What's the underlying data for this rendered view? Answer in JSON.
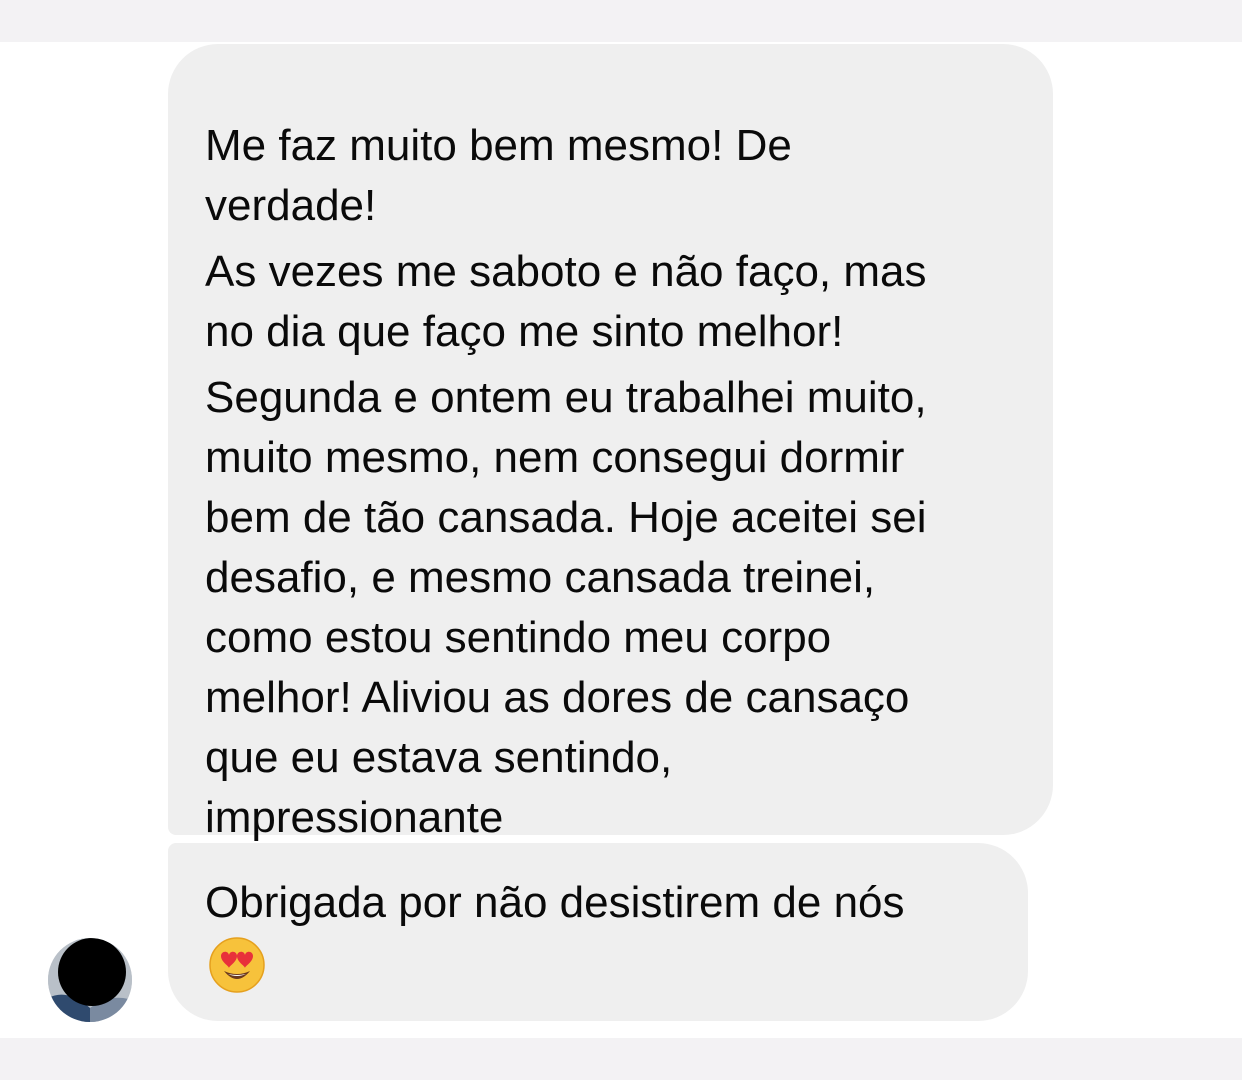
{
  "thread": {
    "messages": [
      {
        "paragraphs": [
          "Me faz muito bem mesmo! De\nverdade!",
          "As vezes me saboto e não faço, mas\nno dia que faço me sinto melhor!",
          "Segunda e ontem eu trabalhei muito,\nmuito mesmo, nem consegui dormir\nbem de tão cansada. Hoje aceitei sei\ndesafio, e mesmo cansada treinei,\ncomo estou sentindo meu corpo\nmelhor! Aliviou as dores de cansaço\nque eu estava sentindo,\nimpressionante"
        ]
      },
      {
        "text": "Obrigada por não desistirem de nós",
        "emoji": "heart-eyes-emoji"
      }
    ],
    "avatar": "contact-avatar",
    "colors": {
      "bubble": "#efefef",
      "text": "#0a0a0a",
      "background": "#ffffff",
      "strip": "#f3f2f4"
    }
  }
}
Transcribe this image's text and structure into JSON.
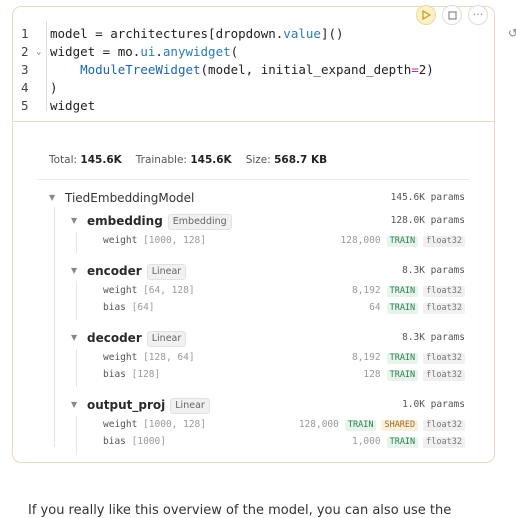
{
  "code": {
    "line_numbers": [
      "1",
      "2",
      "3",
      "4",
      "5"
    ],
    "lines": [
      {
        "segments": [
          {
            "t": "model = architectures[dropdown.",
            "c": ""
          },
          {
            "t": "value",
            "c": "tok-attr"
          },
          {
            "t": "]()",
            "c": ""
          }
        ]
      },
      {
        "segments": [
          {
            "t": "widget = mo.",
            "c": ""
          },
          {
            "t": "ui",
            "c": "tok-attr"
          },
          {
            "t": ".",
            "c": ""
          },
          {
            "t": "anywidget",
            "c": "tok-attr"
          },
          {
            "t": "(",
            "c": ""
          }
        ]
      },
      {
        "segments": [
          {
            "t": "    ",
            "c": ""
          },
          {
            "t": "ModuleTreeWidget",
            "c": "tok-fn"
          },
          {
            "t": "(model, initial_expand_depth",
            "c": ""
          },
          {
            "t": "=",
            "c": "tok-kw"
          },
          {
            "t": "2)",
            "c": ""
          }
        ]
      },
      {
        "segments": [
          {
            "t": ")",
            "c": ""
          }
        ]
      },
      {
        "segments": [
          {
            "t": "widget",
            "c": ""
          }
        ]
      }
    ]
  },
  "controls": {
    "run_icon": "play-icon",
    "stop_icon": "stop-icon",
    "more_icon": "more-icon"
  },
  "stats": {
    "total_label": "Total:",
    "total_value": "145.6K",
    "trainable_label": "Trainable:",
    "trainable_value": "145.6K",
    "size_label": "Size:",
    "size_value": "568.7 KB"
  },
  "tree": {
    "root": {
      "name": "TiedEmbeddingModel",
      "params": "145.6K params"
    },
    "modules": [
      {
        "name": "embedding",
        "type": "Embedding",
        "params": "128.0K params",
        "parameters": [
          {
            "name": "weight",
            "shape": "[1000, 128]",
            "count": "128,000",
            "tags": [
              "TRAIN",
              "float32"
            ]
          }
        ]
      },
      {
        "name": "encoder",
        "type": "Linear",
        "params": "8.3K params",
        "parameters": [
          {
            "name": "weight",
            "shape": "[64, 128]",
            "count": "8,192",
            "tags": [
              "TRAIN",
              "float32"
            ]
          },
          {
            "name": "bias",
            "shape": "[64]",
            "count": "64",
            "tags": [
              "TRAIN",
              "float32"
            ]
          }
        ]
      },
      {
        "name": "decoder",
        "type": "Linear",
        "params": "8.3K params",
        "parameters": [
          {
            "name": "weight",
            "shape": "[128, 64]",
            "count": "8,192",
            "tags": [
              "TRAIN",
              "float32"
            ]
          },
          {
            "name": "bias",
            "shape": "[128]",
            "count": "128",
            "tags": [
              "TRAIN",
              "float32"
            ]
          }
        ]
      },
      {
        "name": "output_proj",
        "type": "Linear",
        "params": "1.0K params",
        "parameters": [
          {
            "name": "weight",
            "shape": "[1000, 128]",
            "count": "128,000",
            "tags": [
              "TRAIN",
              "SHARED",
              "float32"
            ]
          },
          {
            "name": "bias",
            "shape": "[1000]",
            "count": "1,000",
            "tags": [
              "TRAIN",
              "float32"
            ]
          }
        ]
      }
    ]
  },
  "footer_text": "If you really like this overview of the model, you can also use the"
}
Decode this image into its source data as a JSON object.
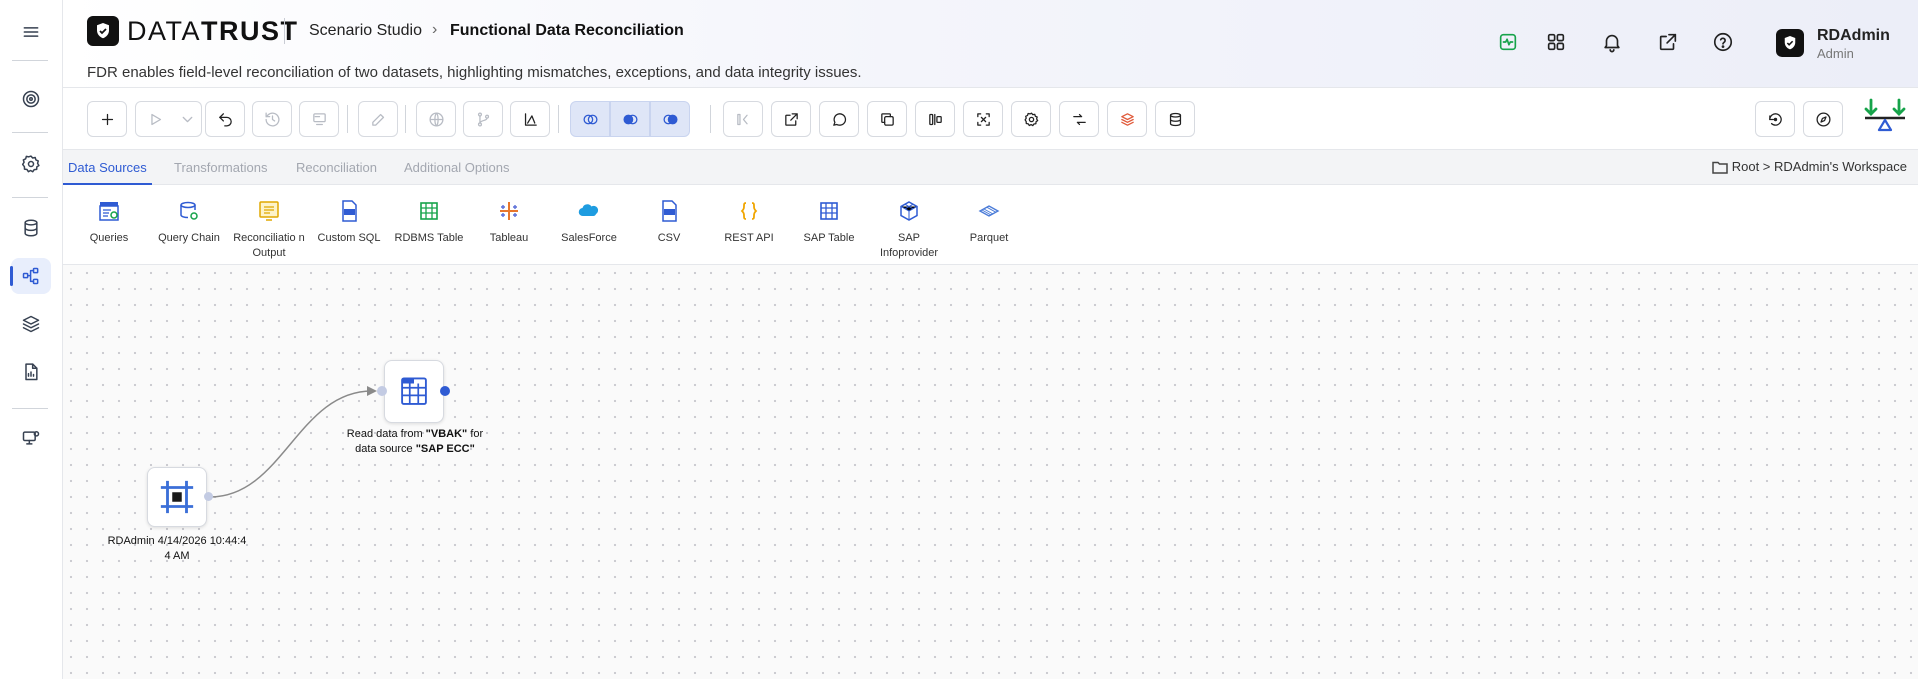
{
  "brand": {
    "logo_text_light": "DATA",
    "logo_text_bold": "TRUST"
  },
  "breadcrumb": {
    "studio": "Scenario Studio",
    "current": "Functional Data Reconciliation"
  },
  "subtitle": "FDR enables field-level reconciliation of two datasets, highlighting mismatches, exceptions, and data integrity issues.",
  "user": {
    "name": "RDAdmin",
    "role": "Admin"
  },
  "header_icons": [
    "activity-icon",
    "apps-grid-icon",
    "bell-icon",
    "external-link-icon",
    "help-icon"
  ],
  "tabs": [
    {
      "label": "Data Sources",
      "active": true
    },
    {
      "label": "Transformations",
      "active": false
    },
    {
      "label": "Reconciliation",
      "active": false
    },
    {
      "label": "Additional Options",
      "active": false
    }
  ],
  "workspace_path": "Root > RDAdmin's Workspace",
  "palette": [
    {
      "label": "Queries"
    },
    {
      "label": "Query Chain"
    },
    {
      "label": "Reconciliatio n Output"
    },
    {
      "label": "Custom SQL"
    },
    {
      "label": "RDBMS Table"
    },
    {
      "label": "Tableau"
    },
    {
      "label": "SalesForce"
    },
    {
      "label": "CSV"
    },
    {
      "label": "REST API"
    },
    {
      "label": "SAP Table"
    },
    {
      "label": "SAP Infoprovider"
    },
    {
      "label": "Parquet"
    }
  ],
  "canvas": {
    "start_node": {
      "label": "RDAdmin 4/14/2026 10:44:4 4 AM"
    },
    "sap_node": {
      "label_prefix": "Read data from ",
      "table": "\"VBAK\"",
      "label_mid": " for data source ",
      "source": "\"SAP ECC\""
    }
  },
  "colors": {
    "accent": "#2f5bd3",
    "active_tab": "#2f5bd3",
    "connector": "#8a8a8a"
  }
}
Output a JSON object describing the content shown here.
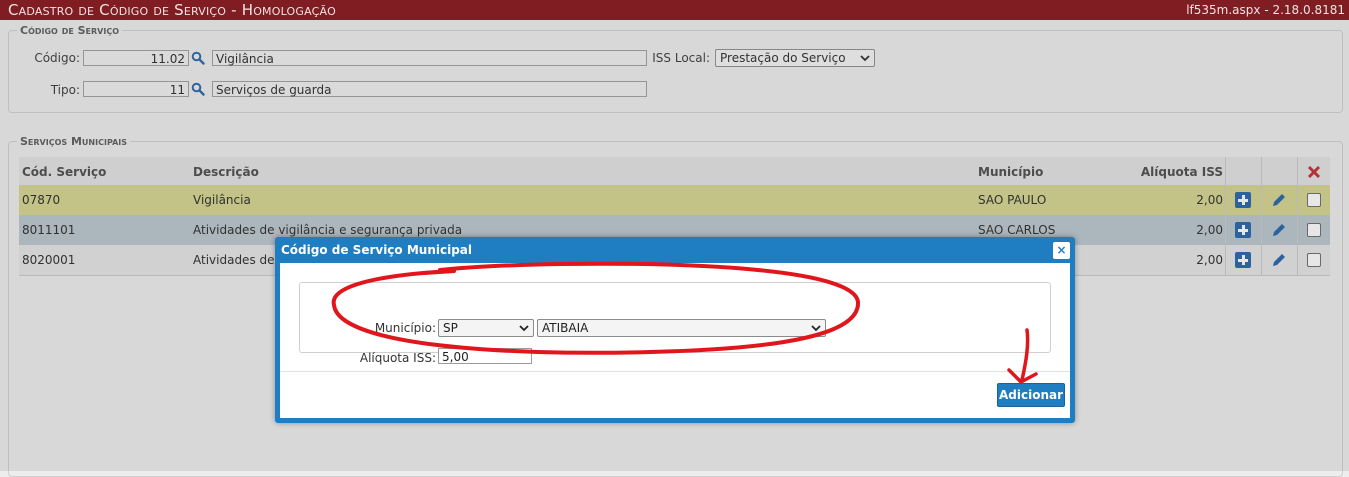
{
  "header": {
    "title": "Cadastro de Código de Serviço  - Homologação",
    "version": "lf535m.aspx - 2.18.0.8181"
  },
  "servico": {
    "legend": "Código de Serviço",
    "codigo_label": "Código:",
    "codigo_value": "11.02",
    "codigo_desc": "Vigilância",
    "tipo_label": "Tipo:",
    "tipo_value": "11",
    "tipo_desc": "Serviços de guarda",
    "iss_local_label": "ISS Local:",
    "iss_local_value": "Prestação do Serviço"
  },
  "municipais": {
    "legend": "Serviços Municipais",
    "columns": [
      "Cód. Serviço",
      "Descrição",
      "Município",
      "Alíquota ISS"
    ],
    "rows": [
      {
        "codigo": "07870",
        "descricao": "Vigilância",
        "municipio": "SAO PAULO",
        "aliquota": "2,00"
      },
      {
        "codigo": "8011101",
        "descricao": "Atividades de vigilância e segurança privada",
        "municipio": "SAO CARLOS",
        "aliquota": "2,00"
      },
      {
        "codigo": "8020001",
        "descricao": "Atividades de m",
        "municipio": "",
        "aliquota": "2,00"
      }
    ]
  },
  "dialog": {
    "title": "Código de Serviço Municipal",
    "close": "×",
    "municipio_label": "Município:",
    "uf_value": "SP",
    "cidade_value": "ATIBAIA",
    "aliquota_label": "Alíquota ISS:",
    "aliquota_value": "5,00",
    "add_button": "Adicionar"
  },
  "colors": {
    "titlebar": "#7f1d22",
    "accent": "#1f7dc1",
    "annotation": "#e0161c",
    "row_highlight": "#d3d38a",
    "row_selected": "#b8c4cc"
  }
}
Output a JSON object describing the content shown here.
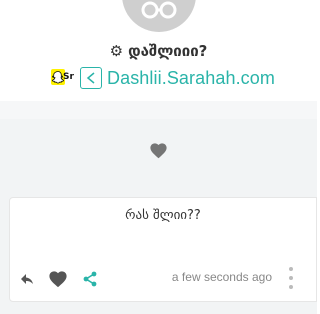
{
  "profile": {
    "name": "დაშლიიი?",
    "link_text": "Dashlii.Sarahah.com"
  },
  "snapchat": {
    "label": "Sr"
  },
  "message": {
    "text": "რას შლიი??",
    "timestamp": "a few seconds ago"
  },
  "colors": {
    "accent": "#2ab4a9",
    "band": "#f2f4f5",
    "avatar": "#cfcfcf",
    "icon_gray": "#666666"
  }
}
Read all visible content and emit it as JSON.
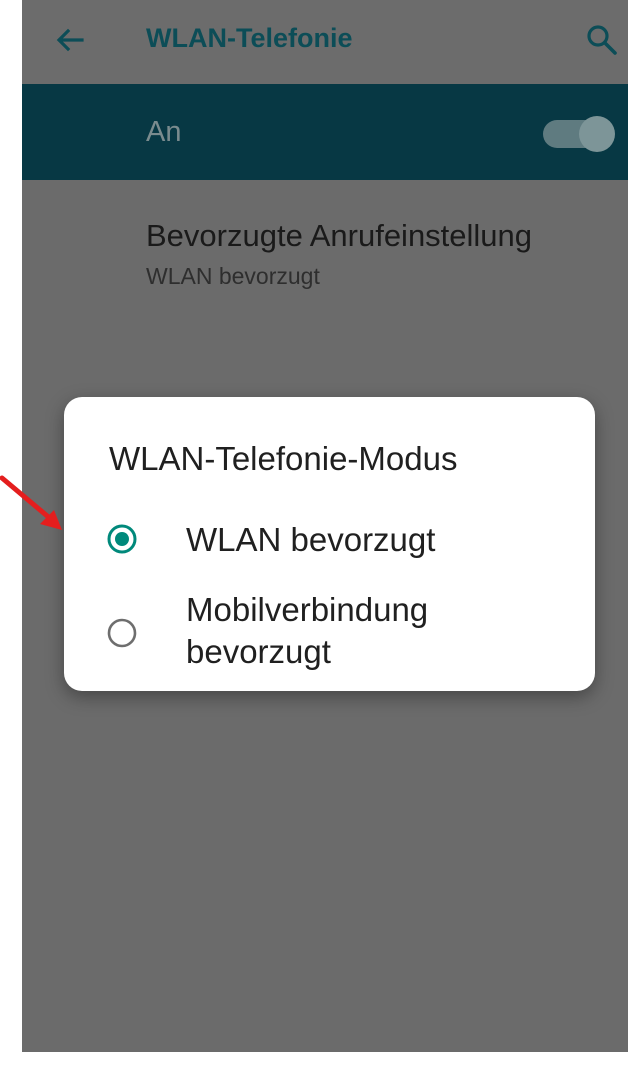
{
  "appbar": {
    "title": "WLAN-Telefonie",
    "back_icon": "arrow-left-icon",
    "search_icon": "search-icon"
  },
  "master_switch": {
    "label": "An",
    "state": "on"
  },
  "preference": {
    "title": "Bevorzugte Anrufeinstellung",
    "summary": "WLAN bevorzugt"
  },
  "dialog": {
    "title": "WLAN-Telefonie-Modus",
    "options": [
      {
        "label": "WLAN bevorzugt",
        "selected": true
      },
      {
        "label": "Mobilverbindung bevorzugt",
        "selected": false
      }
    ]
  },
  "colors": {
    "accent": "#00897b",
    "header_bar": "#073844",
    "scrim": "#6b6b6b",
    "annotation_arrow": "#e41e1e"
  }
}
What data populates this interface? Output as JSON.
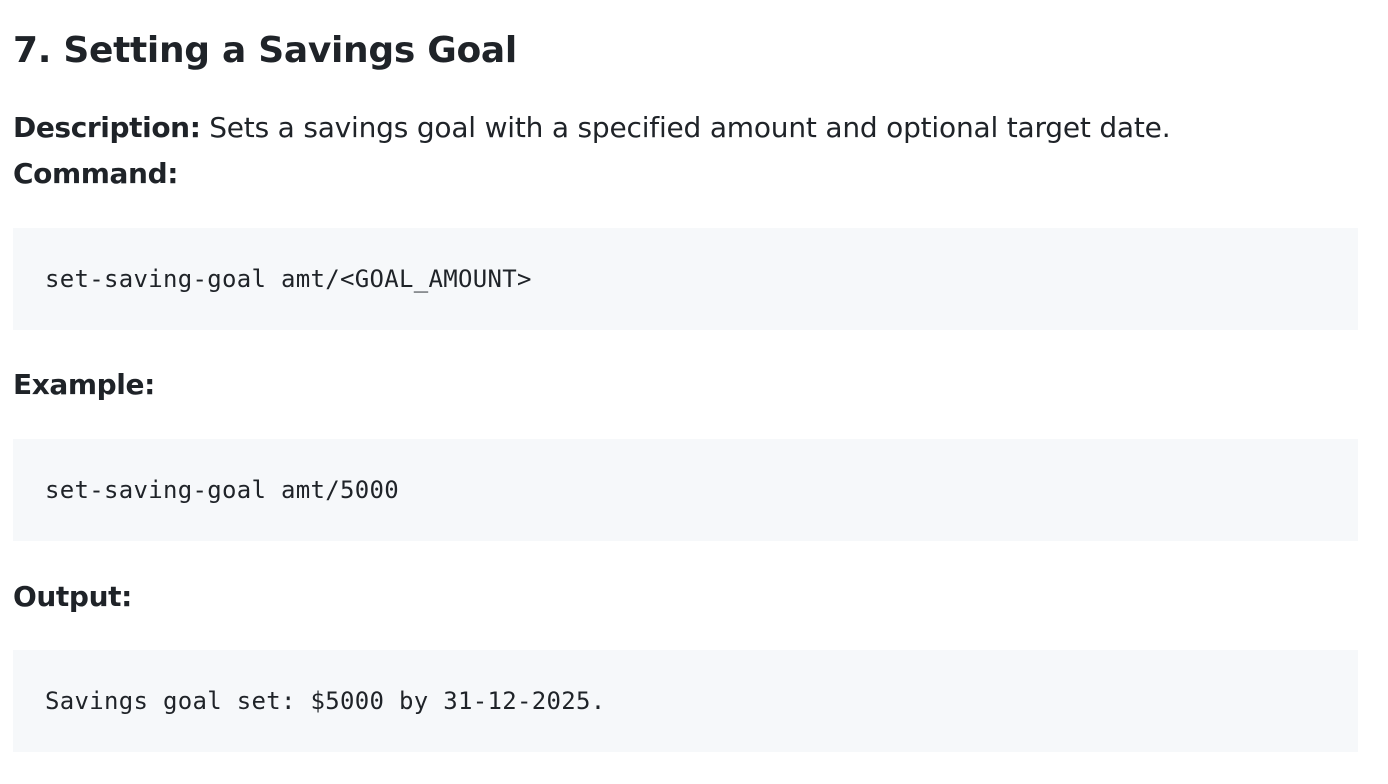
{
  "section": {
    "heading": "7. Setting a Savings Goal",
    "description_label": "Description:",
    "description_text": " Sets a savings goal with a specified amount and optional target date.",
    "command_label": "Command:",
    "command_code": "set-saving-goal amt/<GOAL_AMOUNT>",
    "example_label": "Example:",
    "example_code": "set-saving-goal amt/5000",
    "output_label": "Output:",
    "output_code": "Savings goal set: $5000 by 31-12-2025."
  }
}
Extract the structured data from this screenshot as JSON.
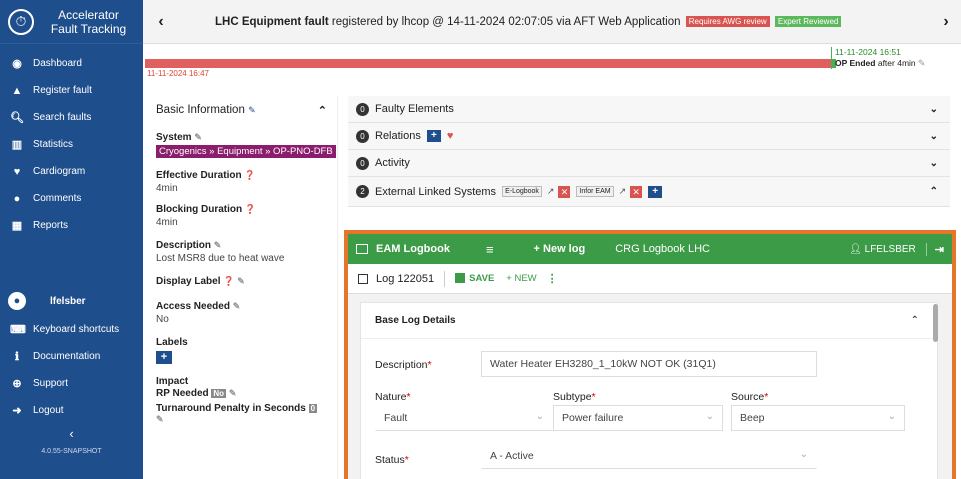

====

STATED TASK =>
Every line holding "Código" should be copied out.

RESPONSE TO THE EXERCISE =>
    "title": "Cadastro de Código de Serviço  - Homologação",
    "legend": "Código de Serviço",
    "codigo_label": "Código:",
    "title": "Código de Serviço Municipal",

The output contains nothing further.